TASK: Copy out each line containing "National" from the entries below.
══════════════════════════════
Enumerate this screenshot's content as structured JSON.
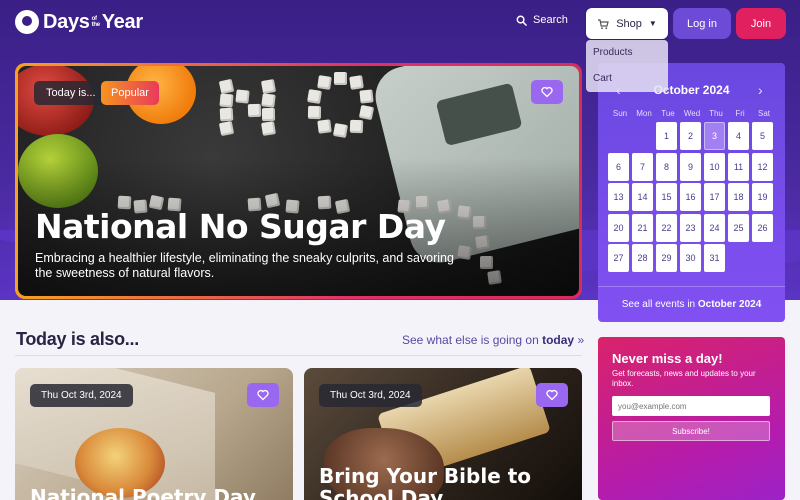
{
  "header": {
    "logo_days": "Days",
    "logo_of": "of",
    "logo_the": "the",
    "logo_year": "Year",
    "search_label": "Search",
    "shop_label": "Shop",
    "login_label": "Log in",
    "join_label": "Join"
  },
  "shop_menu": {
    "items": [
      "Products",
      "Cart"
    ]
  },
  "hero": {
    "badge_today": "Today is...",
    "badge_popular": "Popular",
    "title": "National No Sugar Day",
    "description": "Embracing a healthier lifestyle, eliminating the sneaky culprits, and savoring the sweetness of natural flavors."
  },
  "calendar": {
    "month": "October 2024",
    "weekdays": [
      "Sun",
      "Mon",
      "Tue",
      "Wed",
      "Thu",
      "Fri",
      "Sat"
    ],
    "first_weekday_index": 2,
    "days_in_month": 31,
    "today": 3,
    "footer_prefix": "See all events in ",
    "footer_month": "October 2024"
  },
  "today_also": {
    "title": "Today is also...",
    "link_prefix": "See what else is going on ",
    "link_bold": "today",
    "link_arrow": "»",
    "cards": [
      {
        "date": "Thu Oct 3rd, 2024",
        "title": "National Poetry Day"
      },
      {
        "date": "Thu Oct 3rd, 2024",
        "title": "Bring Your Bible to School Day"
      }
    ]
  },
  "newsletter": {
    "title": "Never miss a day!",
    "description": "Get forecasts, news and updates to your inbox.",
    "email_placeholder": "you@example.com",
    "subscribe_label": "Subscribe!"
  },
  "colors": {
    "brand_purple": "#3a1f86",
    "accent_pink": "#e0205f",
    "calendar_purple": "#7a4cec"
  }
}
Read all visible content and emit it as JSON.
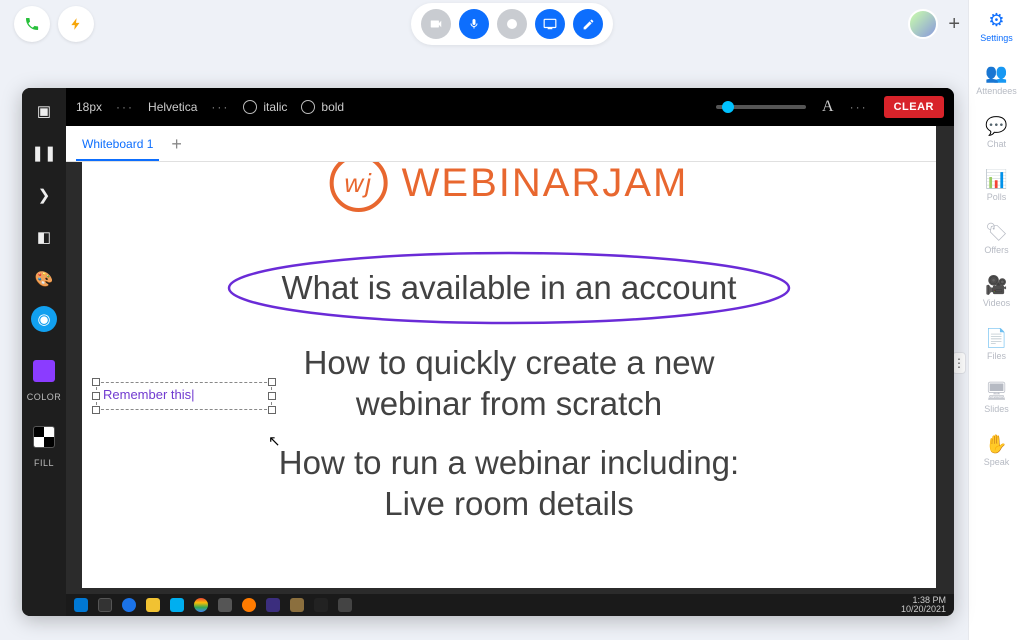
{
  "top_toolbar": {
    "font_size": "18px",
    "font_family": "Helvetica",
    "italic_label": "italic",
    "bold_label": "bold",
    "clear_label": "CLEAR"
  },
  "tabs": {
    "active": "Whiteboard 1"
  },
  "tool_strip": {
    "color_label": "COLOR",
    "fill_label": "FILL",
    "color_hex": "#8b3cff"
  },
  "slide": {
    "brand_text": "WEBINARJAM",
    "brand_mark": "wj",
    "line1": "What is available in an account",
    "line2": "How to quickly create a new\nwebinar from scratch",
    "line3": "How to run a webinar including:\nLive room details",
    "annotation_text": "Remember this"
  },
  "right_rail": {
    "settings": "Settings",
    "attendees": "Attendees",
    "chat": "Chat",
    "polls": "Polls",
    "offers": "Offers",
    "videos": "Videos",
    "files": "Files",
    "slides": "Slides",
    "speak": "Speak"
  },
  "taskbar": {
    "time": "1:38 PM",
    "date": "10/20/2021"
  },
  "colors": {
    "brand": "#e8672f",
    "ellipse": "#6a2bd7",
    "accent_blue": "#0d6efd"
  }
}
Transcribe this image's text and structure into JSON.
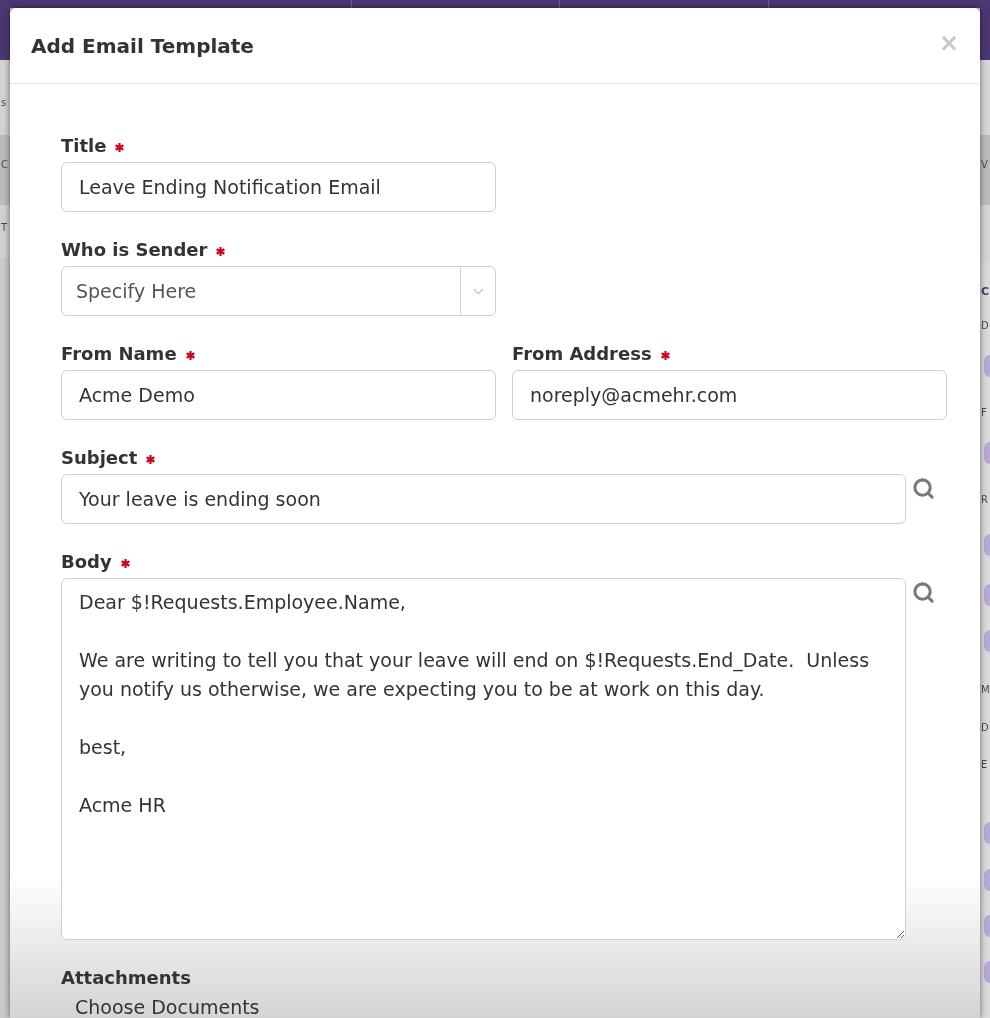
{
  "background_page": {
    "left_edge": [
      {
        "kind": "text",
        "text": "s"
      },
      {
        "kind": "text",
        "text": "C"
      },
      {
        "kind": "text",
        "text": "T"
      }
    ],
    "right_edge": [
      {
        "kind": "text",
        "text": "V"
      },
      {
        "kind": "heading",
        "text": "C"
      },
      {
        "kind": "text",
        "text": "D"
      },
      {
        "kind": "avatar"
      },
      {
        "kind": "text",
        "text": "F"
      },
      {
        "kind": "avatar"
      },
      {
        "kind": "text",
        "text": "R"
      },
      {
        "kind": "avatar"
      },
      {
        "kind": "avatar"
      },
      {
        "kind": "avatar"
      },
      {
        "kind": "text",
        "text": "M"
      },
      {
        "kind": "text",
        "text": "D"
      },
      {
        "kind": "text",
        "text": "E"
      },
      {
        "kind": "avatar"
      },
      {
        "kind": "avatar"
      },
      {
        "kind": "avatar"
      },
      {
        "kind": "avatar"
      }
    ]
  },
  "dialog": {
    "title": "Add Email Template",
    "close": "×",
    "rows": [
      {
        "fields": [
          {
            "kind": "input",
            "label": "Title",
            "required": true,
            "value": "Leave Ending Notification Email"
          }
        ]
      },
      {
        "fields": [
          {
            "kind": "select",
            "label": "Who is Sender",
            "required": true,
            "placeholder": "Specify Here"
          }
        ]
      },
      {
        "fields": [
          {
            "kind": "input",
            "label": "From Name",
            "required": true,
            "value": "Acme Demo"
          },
          {
            "kind": "input",
            "label": "From Address",
            "required": true,
            "value": "noreply@acmehr.com"
          }
        ]
      },
      {
        "fields": [
          {
            "kind": "input",
            "label": "Subject",
            "required": true,
            "value": "Your leave is ending soon",
            "lookup": true
          }
        ]
      },
      {
        "fields": [
          {
            "kind": "textarea",
            "label": "Body",
            "required": true,
            "value": "Dear $!Requests.Employee.Name,\n\nWe are writing to tell you that your leave will end on $!Requests.End_Date.  Unless you notify us otherwise, we are expecting you to be at work on this day.\n\nbest,\n\nAcme HR",
            "lookup": true
          }
        ]
      },
      {
        "fields": [
          {
            "kind": "documents",
            "label": "Attachments",
            "placeholder": "Choose Documents"
          }
        ]
      }
    ]
  }
}
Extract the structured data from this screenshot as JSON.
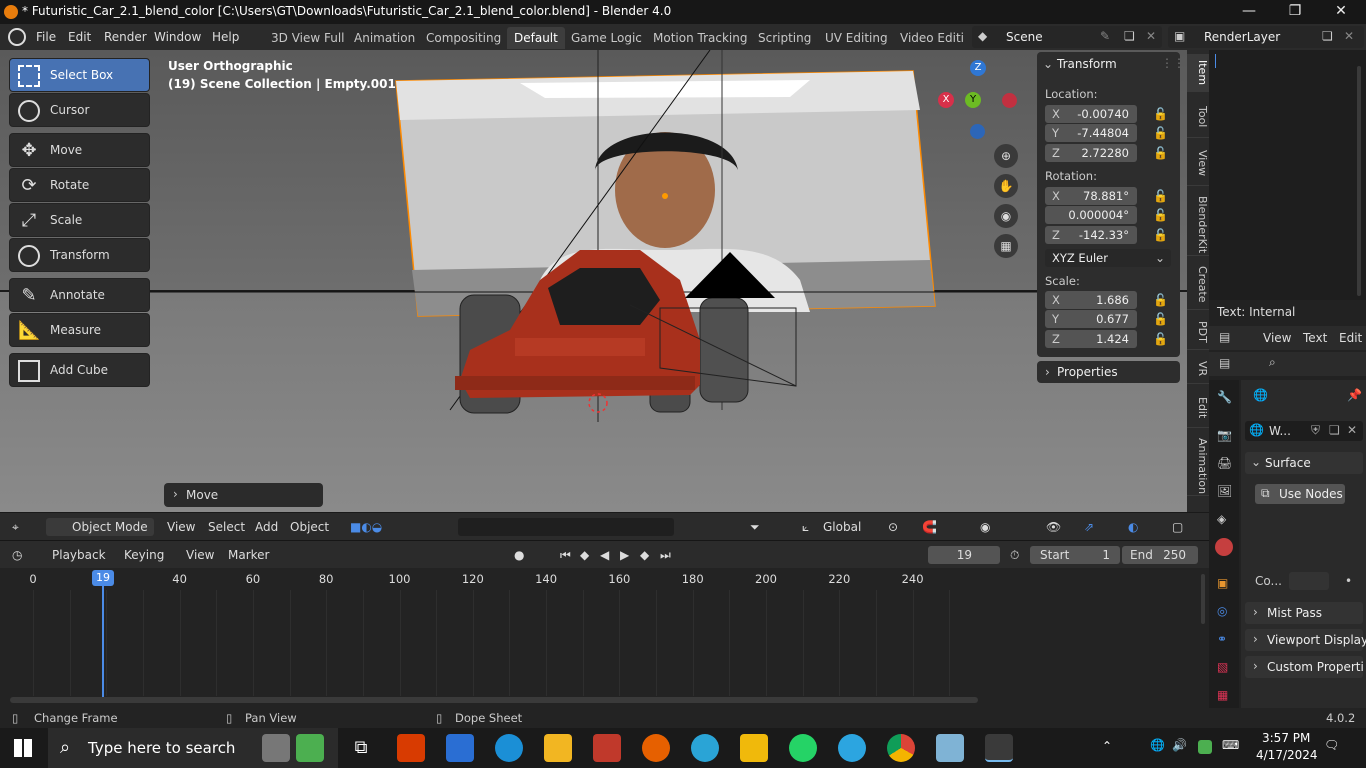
{
  "window": {
    "title": "* Futuristic_Car_2.1_blend_color [C:\\Users\\GT\\Downloads\\Futuristic_Car_2.1_blend_color.blend] - Blender 4.0",
    "minimize": "—",
    "maximize": "❐",
    "close": "✕"
  },
  "menus": [
    "File",
    "Edit",
    "Render",
    "Window",
    "Help"
  ],
  "workspaces": [
    "3D View Full",
    "Animation",
    "Compositing",
    "Default",
    "Game Logic",
    "Motion Tracking",
    "Scripting",
    "UV Editing",
    "Video Editir"
  ],
  "active_workspace": "Default",
  "scene": {
    "name": "Scene",
    "render_layer": "RenderLayer"
  },
  "toolbar": [
    {
      "label": "Select Box",
      "icon": "select-box-icon"
    },
    {
      "label": "Cursor",
      "icon": "cursor-icon"
    },
    {
      "label": "Move",
      "icon": "move-icon"
    },
    {
      "label": "Rotate",
      "icon": "rotate-icon"
    },
    {
      "label": "Scale",
      "icon": "scale-icon"
    },
    {
      "label": "Transform",
      "icon": "transform-icon"
    },
    {
      "label": "Annotate",
      "icon": "annotate-icon"
    },
    {
      "label": "Measure",
      "icon": "measure-icon"
    },
    {
      "label": "Add Cube",
      "icon": "add-cube-icon"
    }
  ],
  "viewport": {
    "view_name": "User Orthographic",
    "collection": "(19) Scene Collection | Empty.001",
    "last_operation": "Move",
    "gizmo": {
      "z": "Z",
      "y": "Y",
      "x": "X"
    }
  },
  "transform_panel": {
    "header": "Transform",
    "location_label": "Location:",
    "location": [
      {
        "axis": "X",
        "value": "-0.00740"
      },
      {
        "axis": "Y",
        "value": "-7.44804"
      },
      {
        "axis": "Z",
        "value": "2.72280"
      }
    ],
    "rotation_label": "Rotation:",
    "rotation": [
      {
        "axis": "X",
        "value": "78.881°"
      },
      {
        "axis": "",
        "value": "0.000004°"
      },
      {
        "axis": "Z",
        "value": "-142.33°"
      }
    ],
    "rotation_mode": "XYZ Euler",
    "scale_label": "Scale:",
    "scale": [
      {
        "axis": "X",
        "value": "1.686"
      },
      {
        "axis": "Y",
        "value": "0.677"
      },
      {
        "axis": "Z",
        "value": "1.424"
      }
    ],
    "properties_header": "Properties"
  },
  "side_tabs": [
    "Item",
    "Tool",
    "View",
    "BlenderKit",
    "Create",
    "PDT",
    "VR",
    "Edit",
    "Animation"
  ],
  "text_editor": {
    "title": "Text: Internal",
    "menus": [
      "View",
      "Text",
      "Edit"
    ]
  },
  "properties": {
    "world_name": "W...",
    "surface_header": "Surface",
    "use_nodes": "Use Nodes",
    "color_label": "Co...",
    "mist_pass": "Mist Pass",
    "viewport_display": "Viewport Display",
    "custom_properties": "Custom Properti"
  },
  "viewport_header": {
    "mode": "Object Mode",
    "menus": [
      "View",
      "Select",
      "Add",
      "Object"
    ],
    "orientation": "Global"
  },
  "timeline_header": {
    "menus": [
      "Playback",
      "Keying",
      "View",
      "Marker"
    ],
    "current_frame": "19",
    "start_label": "Start",
    "start": "1",
    "end_label": "End",
    "end": "250"
  },
  "timeline": {
    "ticks": [
      "0",
      "20",
      "40",
      "60",
      "80",
      "100",
      "120",
      "140",
      "160",
      "180",
      "200",
      "220",
      "240"
    ],
    "current": "19"
  },
  "statusbar": {
    "left": "Change Frame",
    "middle": "Pan View",
    "right": "Dope Sheet",
    "version": "4.0.2"
  },
  "taskbar": {
    "search_placeholder": "Type here to search",
    "time": "3:57 PM",
    "date": "4/17/2024"
  }
}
══════════════════════════════
RESULT OF THIS TASK:
    "title": "National No Sugar Day",
        "title": "National Poetry Day"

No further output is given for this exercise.